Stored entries
** start **

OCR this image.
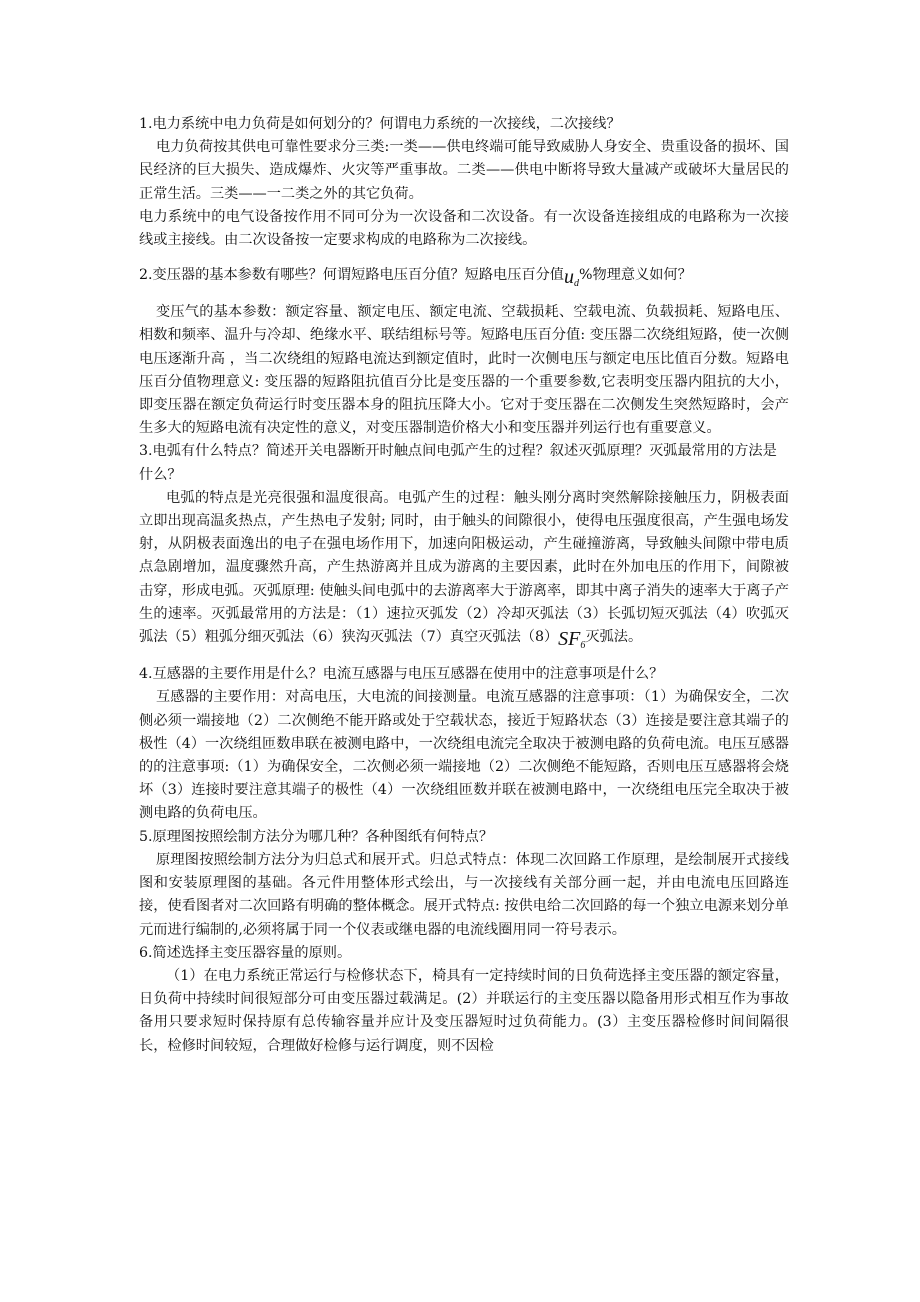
1.电力系统中电力负荷是如何划分的？何谓电力系统的一次接线，二次接线？

电力负荷按其供电可靠性要求分三类:一类——供电终端可能导致威胁人身安全、贵重设备的损坏、国民经济的巨大损失、造成爆炸、火灾等严重事故。二类——供电中断将导致大量减产或破坏大量居民的正常生活。三类——一二类之外的其它负荷。

电力系统中的电气设备按作用不同可分为一次设备和二次设备。有一次设备连接组成的电路称为一次接线或主接线。由二次设备按一定要求构成的电路称为二次接线。

2.变压器的基本参数有哪些？何谓短路电压百分值？短路电压百分值$u_d\%$物理意义如何？

变压气的基本参数：额定容量、额定电压、额定电流、空载损耗、空载电流、负载损耗、短路电压、相数和频率、温升与冷却、绝缘水平、联结组标号等。短路电压百分值: 变压器二次绕组短路，使一次侧电压逐渐升高 ，当二次绕组的短路电流达到额定值时，此时一次侧电压与额定电压比值百分数。短路电压百分值物理意义: 变压器的短路阻抗值百分比是变压器的一个重要参数,它表明变压器内阻抗的大小，即变压器在额定负荷运行时变压器本身的阻抗压降大小。它对于变压器在二次侧发生突然短路时，会产生多大的短路电流有决定性的意义，对变压器制造价格大小和变压器并列运行也有重要意义。

3.电弧有什么特点？简述开关电器断开时触点间电弧产生的过程？叙述灭弧原理？灭弧最常用的方法是什么？

电弧的特点是光亮很强和温度很高。电弧产生的过程：触头刚分离时突然解除接触压力，阴极表面立即出现高温炙热点，产生热电子发射; 同时，由于触头的间隙很小，使得电压强度很高，产生强电场发射，从阴极表面逸出的电子在强电场作用下，加速向阳极运动，产生碰撞游离，导致触头间隙中带电质点急剧增加，温度骤然升高，产生热游离并且成为游离的主要因素，此时在外加电压的作用下，间隙被击穿，形成电弧。灭弧原理: 使触头间电弧中的去游离率大于游离率，即其中离子消失的速率大于离子产生的速率。灭弧最常用的方法是：（1）速拉灭弧发（2）冷却灭弧法（3）长弧切短灭弧法（4）吹弧灭弧法（5）粗弧分细灭弧法（6）狭沟灭弧法（7）真空灭弧法$(8)SF_6$灭弧法。

4.互感器的主要作用是什么？电流互感器与电压互感器在使用中的注意事项是什么？

互感器的主要作用：对高电压，大电流的间接测量。电流互感器的注意事项：（1）为确保安全，二次侧必须一端接地（2）二次侧绝不能开路或处于空载状态，接近于短路状态（3）连接是要注意其端子的极性（4）一次绕组匝数串联在被测电路中，一次绕组电流完全取决于被测电路的负荷电流。电压互感器的的注意事项:（1）为确保安全，二次侧必须一端接地（2）二次侧绝不能短路，否则电压互感器将会烧坏（3）连接时要注意其端子的极性（4）一次绕组匝数并联在被测电路中，一次绕组电压完全取决于被测电路的负荷电压。

5.原理图按照绘制方法分为哪几种？各种图纸有何特点？

原理图按照绘制方法分为归总式和展开式。归总式特点：体现二次回路工作原理，是绘制展开式接线图和安装原理图的基础。各元件用整体形式绘出，与一次接线有关部分画一起，并由电流电压回路连接，使看图者对二次回路有明确的整体概念。展开式特点: 按供电给二次回路的每一个独立电源来划分单元而进行编制的,必须将属于同一个仪表或继电器的电流线圈用同一符号表示。

6.简述选择主变压器容量的原则。

（1）在电力系统正常运行与检修状态下，椅具有一定持续时间的日负荷选择主变压器的额定容量，日负荷中持续时间很短部分可由变压器过载满足。(2）并联运行的主变压器以隐备用形式相互作为事故备用只要求短时保持原有总传输容量并应计及变压器短时过负荷能力。(3）主变压器检修时间间隔很长，检修时间较短，合理做好检修与运行调度，则不因检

** end **

| Problem description |
Keep only those lines of the records that hold "短路电压百分值", and return them.

| Answer below |
2.变压器的基本参数有哪些？何谓短路电压百分值？短路电压百分值$u_d\%$物理意义如何？
变压气的基本参数：额定容量、额定电压、额定电流、空载损耗、空载电流、负载损耗、短路电压、相数和频率、温升与冷却、绝缘水平、联结组标号等。短路电压百分值: 变压器二次绕组短路，使一次侧电压逐渐升高 ，当二次绕组的短路电流达到额定值时，此时一次侧电压与额定电压比值百分数。短路电压百分值物理意义: 变压器的短路阻抗值百分比是变压器的一个重要参数,它表明变压器内阻抗的大小，即变压器在额定负荷运行时变压器本身的阻抗压降大小。它对于变压器在二次侧发生突然短路时，会产生多大的短路电流有决定性的意义，对变压器制造价格大小和变压器并列运行也有重要意义。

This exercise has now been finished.